Sur ce point et pour des stipulations identiques, pour la convention franco-malienne, CE, 7 mai 2013, M. D., 366481.
Mais, l’accord du 23 septembre 2006 et son avenant ont introduit au sein de son article 3 des dispositions pour le moins mal rédigées, qui font hésiter sur la question de savoir si cette logique peut être maintenue.
Le sous-paragraphe 321 de l’accord prévoit : « La carte de séjour temporaire portant la mention “salarié”, d’une durée de douze mois renouvelable, ou celle portant la mention “travailleur temporaire” sont délivrées, sans que soit prise en compte la situation de l’emploi, au ressortissant sénégalais titulaire d’un contrat de travail visé par l’Autorité française compétente, pour exercer une activité salariée dans l’un des métiers énumérés à l’annexe IV. ». La suite du sous-paragraphe précise la durée cette carte en fonction de la durée du contrat.
Nous noterons tout d’abord que ces stipulations ne portent que sur les personnes titulaires d’un contrat de travail visé pour exercer une activité salariée dans l’un des métiers énumérés à l’annexe IV. Sauf à avoir une lecture a contrario nous paraissant assez audacieuse de l’article, nous voyons mal comment considérer que ces stipulations s’appliqueraient au cas des personnes disposant d’une promesse d’embauche dans un autre secteur.

◆ ◆ ◆ ◆ ◆ ◆ ◆

▸ **CONSIGNES**:
1. Transcrivez, dans l'extrait sur l'accord du 23 septembre 2006, le passage allant de « Sur ce point » à « peut être maintenue. ».
2. Répondez à ces questions sur l'extrait sur l'accord du 23 septembre 2006 :
(a) Quelle décision du Conseil d'État est citée pour la convention franco-malienne ?
(b) Quelle est la durée de la carte de séjour temporaire portant la mention « salarié » ?
(c) Dans quelle annexe sont énumérés les métiers visés ?
3. Prolongez l'extrait sur l'accord du 23 septembre 2006 à partir de sa dernière phrase.

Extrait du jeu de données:
◆ ◆ ◆ ◆ ◆ ◆ ◆

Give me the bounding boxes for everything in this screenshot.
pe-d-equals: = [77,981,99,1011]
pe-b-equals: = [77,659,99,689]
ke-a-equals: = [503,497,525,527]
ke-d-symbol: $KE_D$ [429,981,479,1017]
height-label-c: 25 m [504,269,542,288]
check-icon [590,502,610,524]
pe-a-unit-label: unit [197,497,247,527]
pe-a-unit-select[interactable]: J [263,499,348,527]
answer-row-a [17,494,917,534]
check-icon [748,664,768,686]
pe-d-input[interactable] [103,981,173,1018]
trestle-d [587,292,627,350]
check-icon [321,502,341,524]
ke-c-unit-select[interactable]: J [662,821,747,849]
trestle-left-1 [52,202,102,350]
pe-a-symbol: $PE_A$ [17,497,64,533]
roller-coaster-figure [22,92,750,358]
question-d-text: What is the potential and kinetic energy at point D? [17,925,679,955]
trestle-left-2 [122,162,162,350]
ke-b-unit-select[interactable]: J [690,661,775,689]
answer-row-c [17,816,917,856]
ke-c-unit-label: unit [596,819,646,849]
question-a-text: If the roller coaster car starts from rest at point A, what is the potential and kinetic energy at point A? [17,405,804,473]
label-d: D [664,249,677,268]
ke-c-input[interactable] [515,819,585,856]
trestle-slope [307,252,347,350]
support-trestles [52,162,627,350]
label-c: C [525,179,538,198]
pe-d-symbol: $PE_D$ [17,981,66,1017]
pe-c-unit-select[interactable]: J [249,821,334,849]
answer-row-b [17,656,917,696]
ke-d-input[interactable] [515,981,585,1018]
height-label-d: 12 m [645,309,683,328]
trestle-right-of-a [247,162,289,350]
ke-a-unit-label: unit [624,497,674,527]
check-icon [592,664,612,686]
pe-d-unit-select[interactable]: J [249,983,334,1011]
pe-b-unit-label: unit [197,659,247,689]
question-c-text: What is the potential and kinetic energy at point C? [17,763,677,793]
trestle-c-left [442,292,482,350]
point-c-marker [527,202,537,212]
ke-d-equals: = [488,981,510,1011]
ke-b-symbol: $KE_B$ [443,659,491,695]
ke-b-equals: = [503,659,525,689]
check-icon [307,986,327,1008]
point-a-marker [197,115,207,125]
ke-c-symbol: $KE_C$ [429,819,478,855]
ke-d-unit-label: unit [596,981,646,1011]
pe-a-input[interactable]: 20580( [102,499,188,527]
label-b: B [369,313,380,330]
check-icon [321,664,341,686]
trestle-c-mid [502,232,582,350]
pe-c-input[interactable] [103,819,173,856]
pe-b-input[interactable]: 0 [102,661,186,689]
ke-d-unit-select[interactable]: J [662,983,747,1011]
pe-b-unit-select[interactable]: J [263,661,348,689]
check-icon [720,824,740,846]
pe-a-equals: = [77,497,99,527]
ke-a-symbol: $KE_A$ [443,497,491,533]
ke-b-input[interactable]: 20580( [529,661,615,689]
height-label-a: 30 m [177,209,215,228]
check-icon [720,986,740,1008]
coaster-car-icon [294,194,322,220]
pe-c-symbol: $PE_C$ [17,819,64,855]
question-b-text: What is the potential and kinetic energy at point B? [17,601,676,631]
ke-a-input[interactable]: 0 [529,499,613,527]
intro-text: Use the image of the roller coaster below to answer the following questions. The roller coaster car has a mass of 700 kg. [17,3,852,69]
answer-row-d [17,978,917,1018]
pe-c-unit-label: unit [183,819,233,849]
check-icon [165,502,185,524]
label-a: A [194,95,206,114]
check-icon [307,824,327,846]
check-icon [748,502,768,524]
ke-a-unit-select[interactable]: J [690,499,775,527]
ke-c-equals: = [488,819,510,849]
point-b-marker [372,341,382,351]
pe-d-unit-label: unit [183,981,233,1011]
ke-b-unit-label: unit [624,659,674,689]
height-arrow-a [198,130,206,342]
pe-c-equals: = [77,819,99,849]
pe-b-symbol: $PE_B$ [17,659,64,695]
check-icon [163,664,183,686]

◆ ◆ ◆ ◆ ◆ ◆ ◆

▸ **RÉPONSES**:
1.
Sur ce point et pour des stipulations identiques, pour la convention franco-malienne, CE, 7 mai 2013, M. D., 366481.
Mais, l’accord du 23 septembre 2006 et son avenant ont introduit au sein de son article 3 des dispositions pour le moins mal rédigées, qui font hésiter sur la question de savoir si cette logique peut être maintenue.

2.
(a) CE, 7 mai 2013, M. D., 366481
(b) Douze mois renouvelable
(c) L'annexe IV

3.
S’agissant de l’accord franco-béninois, qui est rédigé dans les mêmes termes, et avec les mêmes évolutions, le CE a indiqué dans son avis H. précité que « l’article 14 de l’accord du 28 novembre 2007 (qui est équivalent au paragraphe 321) n’a pas remis en cause l’article 10 de la convention du 21 décembre 1992 qui renvoie aux législations des deux Etats pour la délivrance des titres de séjour mais s’est borné à prévoir une liste de métiers pour lesquels la situation de l’emploi en France ne peut être opposée aux ressortissants béninois, demandeurs d’un titre de séjour comme travailleurs salariés » Et, dans ses conclusions M. Da Costa indiquait que « les stipulations de l’article 14 que nous avons citées, relatives à la délivrance de la carte de séjour temporaire portant la mention « salarié » et de celle portant la mention « travailleur temporaire », ne visent pas des titres de séjour qui seraient spécifiques aux ressortissants béninois. Elles renvoient à des catégories juridiques fixées par l’article L. 313- 10 du code. Leur seul apport est que la situation de l’emploi ne peut être opposée au demandeur s’agissant des métiers mentionnés sur la liste. »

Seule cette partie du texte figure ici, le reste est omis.